■ **The request**
From the listing below, extract every line containing "wydruku".
|---|
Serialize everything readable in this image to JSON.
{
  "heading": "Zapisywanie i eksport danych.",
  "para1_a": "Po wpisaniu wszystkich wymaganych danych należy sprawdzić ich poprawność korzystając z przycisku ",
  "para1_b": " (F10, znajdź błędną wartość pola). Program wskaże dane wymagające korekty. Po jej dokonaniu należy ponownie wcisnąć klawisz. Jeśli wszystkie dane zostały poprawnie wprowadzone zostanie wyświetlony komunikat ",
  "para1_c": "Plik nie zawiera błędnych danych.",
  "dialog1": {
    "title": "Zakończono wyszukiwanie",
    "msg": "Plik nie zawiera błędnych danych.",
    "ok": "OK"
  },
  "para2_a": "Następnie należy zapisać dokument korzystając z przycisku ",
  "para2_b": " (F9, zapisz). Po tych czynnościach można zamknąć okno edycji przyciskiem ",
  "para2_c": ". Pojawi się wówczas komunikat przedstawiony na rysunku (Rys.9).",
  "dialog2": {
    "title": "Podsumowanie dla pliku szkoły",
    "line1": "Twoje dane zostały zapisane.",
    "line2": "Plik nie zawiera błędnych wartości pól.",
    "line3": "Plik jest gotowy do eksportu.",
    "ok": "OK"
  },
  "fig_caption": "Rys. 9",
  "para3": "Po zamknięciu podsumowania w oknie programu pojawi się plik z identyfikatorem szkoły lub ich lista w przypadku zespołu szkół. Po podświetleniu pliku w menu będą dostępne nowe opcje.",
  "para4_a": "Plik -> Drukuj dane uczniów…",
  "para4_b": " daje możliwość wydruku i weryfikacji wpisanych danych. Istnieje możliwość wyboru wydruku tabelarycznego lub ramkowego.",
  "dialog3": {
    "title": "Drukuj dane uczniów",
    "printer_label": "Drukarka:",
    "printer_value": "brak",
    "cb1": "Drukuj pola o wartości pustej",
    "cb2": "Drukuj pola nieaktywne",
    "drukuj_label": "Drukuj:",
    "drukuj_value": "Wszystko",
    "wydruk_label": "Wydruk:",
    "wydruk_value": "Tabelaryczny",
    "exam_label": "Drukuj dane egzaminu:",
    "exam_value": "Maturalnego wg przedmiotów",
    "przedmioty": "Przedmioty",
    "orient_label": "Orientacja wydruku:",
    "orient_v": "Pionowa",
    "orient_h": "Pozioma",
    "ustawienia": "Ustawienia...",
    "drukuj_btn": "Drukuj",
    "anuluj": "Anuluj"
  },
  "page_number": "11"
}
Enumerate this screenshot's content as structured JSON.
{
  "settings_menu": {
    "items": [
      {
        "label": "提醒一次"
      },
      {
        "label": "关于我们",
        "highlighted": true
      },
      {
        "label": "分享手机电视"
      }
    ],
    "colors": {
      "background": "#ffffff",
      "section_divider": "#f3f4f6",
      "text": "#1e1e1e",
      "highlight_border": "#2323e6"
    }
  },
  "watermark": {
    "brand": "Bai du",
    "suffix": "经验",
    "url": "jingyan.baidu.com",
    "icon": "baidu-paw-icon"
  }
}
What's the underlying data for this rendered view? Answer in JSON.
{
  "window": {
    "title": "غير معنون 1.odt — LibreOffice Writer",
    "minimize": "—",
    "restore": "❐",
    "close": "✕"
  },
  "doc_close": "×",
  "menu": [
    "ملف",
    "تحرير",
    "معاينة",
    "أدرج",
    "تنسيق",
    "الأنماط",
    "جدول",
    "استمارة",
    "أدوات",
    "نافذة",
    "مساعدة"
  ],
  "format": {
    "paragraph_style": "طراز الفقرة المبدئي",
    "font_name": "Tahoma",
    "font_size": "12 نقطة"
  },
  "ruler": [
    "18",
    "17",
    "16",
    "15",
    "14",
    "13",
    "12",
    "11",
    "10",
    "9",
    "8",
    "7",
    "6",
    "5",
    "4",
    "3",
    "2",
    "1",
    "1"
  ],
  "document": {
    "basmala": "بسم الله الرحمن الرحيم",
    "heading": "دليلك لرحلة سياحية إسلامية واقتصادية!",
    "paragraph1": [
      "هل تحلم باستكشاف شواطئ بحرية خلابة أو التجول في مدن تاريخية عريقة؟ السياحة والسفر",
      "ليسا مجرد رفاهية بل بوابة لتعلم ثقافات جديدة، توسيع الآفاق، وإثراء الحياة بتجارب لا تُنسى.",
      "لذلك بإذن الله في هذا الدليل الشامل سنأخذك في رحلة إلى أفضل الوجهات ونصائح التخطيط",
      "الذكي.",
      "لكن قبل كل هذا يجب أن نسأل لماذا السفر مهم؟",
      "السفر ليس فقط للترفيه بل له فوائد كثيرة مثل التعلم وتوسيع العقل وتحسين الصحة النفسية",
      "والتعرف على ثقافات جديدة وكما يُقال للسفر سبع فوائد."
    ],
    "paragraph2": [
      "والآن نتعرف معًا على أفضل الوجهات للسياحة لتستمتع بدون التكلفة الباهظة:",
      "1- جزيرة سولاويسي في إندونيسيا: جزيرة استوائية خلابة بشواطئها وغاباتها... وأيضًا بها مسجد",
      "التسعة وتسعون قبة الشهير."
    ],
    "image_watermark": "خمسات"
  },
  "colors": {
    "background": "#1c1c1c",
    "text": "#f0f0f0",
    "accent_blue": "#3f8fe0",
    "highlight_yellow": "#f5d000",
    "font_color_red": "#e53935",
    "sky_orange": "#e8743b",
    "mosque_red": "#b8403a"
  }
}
|---|
■ **Final result**
  "para4_b": " daje możliwość wydruku i weryfikacji wpisanych danych. Istnieje możliwość wyboru wydruku tabelarycznego lub ramkowego.",
    "orient_label": "Orientacja wydruku:",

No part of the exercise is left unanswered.